**Work to be completed**:
Below are some entries. Output each one exactly as it appears.

**Data supplied**:
━━━━
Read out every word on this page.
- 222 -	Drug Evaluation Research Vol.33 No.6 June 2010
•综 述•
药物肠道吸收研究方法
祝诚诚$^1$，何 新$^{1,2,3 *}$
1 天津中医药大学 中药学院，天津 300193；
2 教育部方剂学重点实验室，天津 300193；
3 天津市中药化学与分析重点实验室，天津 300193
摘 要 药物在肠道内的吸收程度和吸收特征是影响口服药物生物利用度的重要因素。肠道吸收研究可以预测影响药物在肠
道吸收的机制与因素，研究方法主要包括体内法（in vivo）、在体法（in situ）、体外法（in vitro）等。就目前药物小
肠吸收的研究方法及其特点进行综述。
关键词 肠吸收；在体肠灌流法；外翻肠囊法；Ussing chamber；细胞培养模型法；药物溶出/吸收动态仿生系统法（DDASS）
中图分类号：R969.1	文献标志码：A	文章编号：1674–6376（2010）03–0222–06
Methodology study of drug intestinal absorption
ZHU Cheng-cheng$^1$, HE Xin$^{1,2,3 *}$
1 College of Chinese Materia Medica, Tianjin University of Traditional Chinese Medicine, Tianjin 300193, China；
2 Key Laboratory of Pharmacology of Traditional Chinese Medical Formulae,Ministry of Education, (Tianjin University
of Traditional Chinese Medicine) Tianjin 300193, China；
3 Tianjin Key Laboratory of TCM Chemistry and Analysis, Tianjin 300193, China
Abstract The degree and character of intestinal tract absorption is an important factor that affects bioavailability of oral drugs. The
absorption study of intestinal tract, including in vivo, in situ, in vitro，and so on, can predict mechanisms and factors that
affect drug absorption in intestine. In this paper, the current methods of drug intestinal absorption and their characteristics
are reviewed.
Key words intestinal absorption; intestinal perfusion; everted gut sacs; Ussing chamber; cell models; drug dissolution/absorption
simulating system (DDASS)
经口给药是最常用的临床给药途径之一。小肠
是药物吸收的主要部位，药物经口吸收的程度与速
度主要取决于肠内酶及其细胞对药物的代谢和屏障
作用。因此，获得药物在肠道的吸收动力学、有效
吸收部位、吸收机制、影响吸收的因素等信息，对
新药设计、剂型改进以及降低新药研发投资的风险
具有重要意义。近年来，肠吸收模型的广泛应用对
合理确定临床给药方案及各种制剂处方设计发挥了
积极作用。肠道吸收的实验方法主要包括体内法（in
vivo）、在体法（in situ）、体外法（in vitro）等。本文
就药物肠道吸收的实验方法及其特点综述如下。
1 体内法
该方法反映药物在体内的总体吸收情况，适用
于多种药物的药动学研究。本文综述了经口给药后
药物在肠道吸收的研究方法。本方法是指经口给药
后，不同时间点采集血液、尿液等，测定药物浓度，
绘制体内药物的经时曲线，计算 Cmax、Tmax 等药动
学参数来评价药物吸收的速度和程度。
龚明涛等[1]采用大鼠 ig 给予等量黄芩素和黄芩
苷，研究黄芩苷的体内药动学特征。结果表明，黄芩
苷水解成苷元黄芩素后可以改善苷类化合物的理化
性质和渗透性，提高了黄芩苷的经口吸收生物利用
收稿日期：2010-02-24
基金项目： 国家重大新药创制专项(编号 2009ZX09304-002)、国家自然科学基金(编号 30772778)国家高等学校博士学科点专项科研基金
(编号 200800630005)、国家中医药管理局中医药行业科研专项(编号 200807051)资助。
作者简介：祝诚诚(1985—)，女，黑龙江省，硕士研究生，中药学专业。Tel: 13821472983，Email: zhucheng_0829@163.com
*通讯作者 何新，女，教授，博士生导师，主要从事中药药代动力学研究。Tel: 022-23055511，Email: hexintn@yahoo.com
━━━━
**Complete response**:
Read out every word on this page.
- 222 -	Drug Evaluation Research Vol.33 No.6 June 2010
•综 述•
药物肠道吸收研究方法
祝诚诚$^1$，何 新$^{1,2,3 *}$
1 天津中医药大学 中药学院，天津 300193；
2 教育部方剂学重点实验室，天津 300193；
3 天津市中药化学与分析重点实验室，天津 300193
摘 要 药物在肠道内的吸收程度和吸收特征是影响口服药物生物利用度的重要因素。肠道吸收研究可以预测影响药物在肠
道吸收的机制与因素，研究方法主要包括体内法（in vivo）、在体法（in situ）、体外法（in vitro）等。就目前药物小
肠吸收的研究方法及其特点进行综述。
关键词 肠吸收；在体肠灌流法；外翻肠囊法；Ussing chamber；细胞培养模型法；药物溶出/吸收动态仿生系统法（DDASS）
中图分类号：R969.1	文献标志码：A	文章编号：1674–6376（2010）03–0222–06
Methodology study of drug intestinal absorption
ZHU Cheng-cheng$^1$, HE Xin$^{1,2,3 *}$
1 College of Chinese Materia Medica, Tianjin University of Traditional Chinese Medicine, Tianjin 300193, China；
2 Key Laboratory of Pharmacology of Traditional Chinese Medical Formulae,Ministry of Education, (Tianjin University
of Traditional Chinese Medicine) Tianjin 300193, China；
3 Tianjin Key Laboratory of TCM Chemistry and Analysis, Tianjin 300193, China
Abstract The degree and character of intestinal tract absorption is an important factor that affects bioavailability of oral drugs. The
absorption study of intestinal tract, including in vivo, in situ, in vitro，and so on, can predict mechanisms and factors that
affect drug absorption in intestine. In this paper, the current methods of drug intestinal absorption and their characteristics
are reviewed.
Key words intestinal absorption; intestinal perfusion; everted gut sacs; Ussing chamber; cell models; drug dissolution/absorption
simulating system (DDASS)
经口给药是最常用的临床给药途径之一。小肠
是药物吸收的主要部位，药物经口吸收的程度与速
度主要取决于肠内酶及其细胞对药物的代谢和屏障
作用。因此，获得药物在肠道的吸收动力学、有效
吸收部位、吸收机制、影响吸收的因素等信息，对
新药设计、剂型改进以及降低新药研发投资的风险
具有重要意义。近年来，肠吸收模型的广泛应用对
合理确定临床给药方案及各种制剂处方设计发挥了
积极作用。肠道吸收的实验方法主要包括体内法（in
vivo）、在体法（in situ）、体外法（in vitro）等。本文
就药物肠道吸收的实验方法及其特点综述如下。
1 体内法
该方法反映药物在体内的总体吸收情况，适用
于多种药物的药动学研究。本文综述了经口给药后
药物在肠道吸收的研究方法。本方法是指经口给药
后，不同时间点采集血液、尿液等，测定药物浓度，
绘制体内药物的经时曲线，计算 Cmax、Tmax 等药动
学参数来评价药物吸收的速度和程度。
龚明涛等[1]采用大鼠 ig 给予等量黄芩素和黄芩
苷，研究黄芩苷的体内药动学特征。结果表明，黄芩
苷水解成苷元黄芩素后可以改善苷类化合物的理化
性质和渗透性，提高了黄芩苷的经口吸收生物利用
收稿日期：2010-02-24
基金项目： 国家重大新药创制专项(编号 2009ZX09304-002)、国家自然科学基金(编号 30772778)国家高等学校博士学科点专项科研基金
(编号 200800630005)、国家中医药管理局中医药行业科研专项(编号 200807051)资助。
作者简介：祝诚诚(1985—)，女，黑龙江省，硕士研究生，中药学专业。Tel: 13821472983，Email: zhucheng_0829@163.com
*通讯作者 何新，女，教授，博士生导师，主要从事中药药代动力学研究。Tel: 022-23055511，Email: hexintn@yahoo.com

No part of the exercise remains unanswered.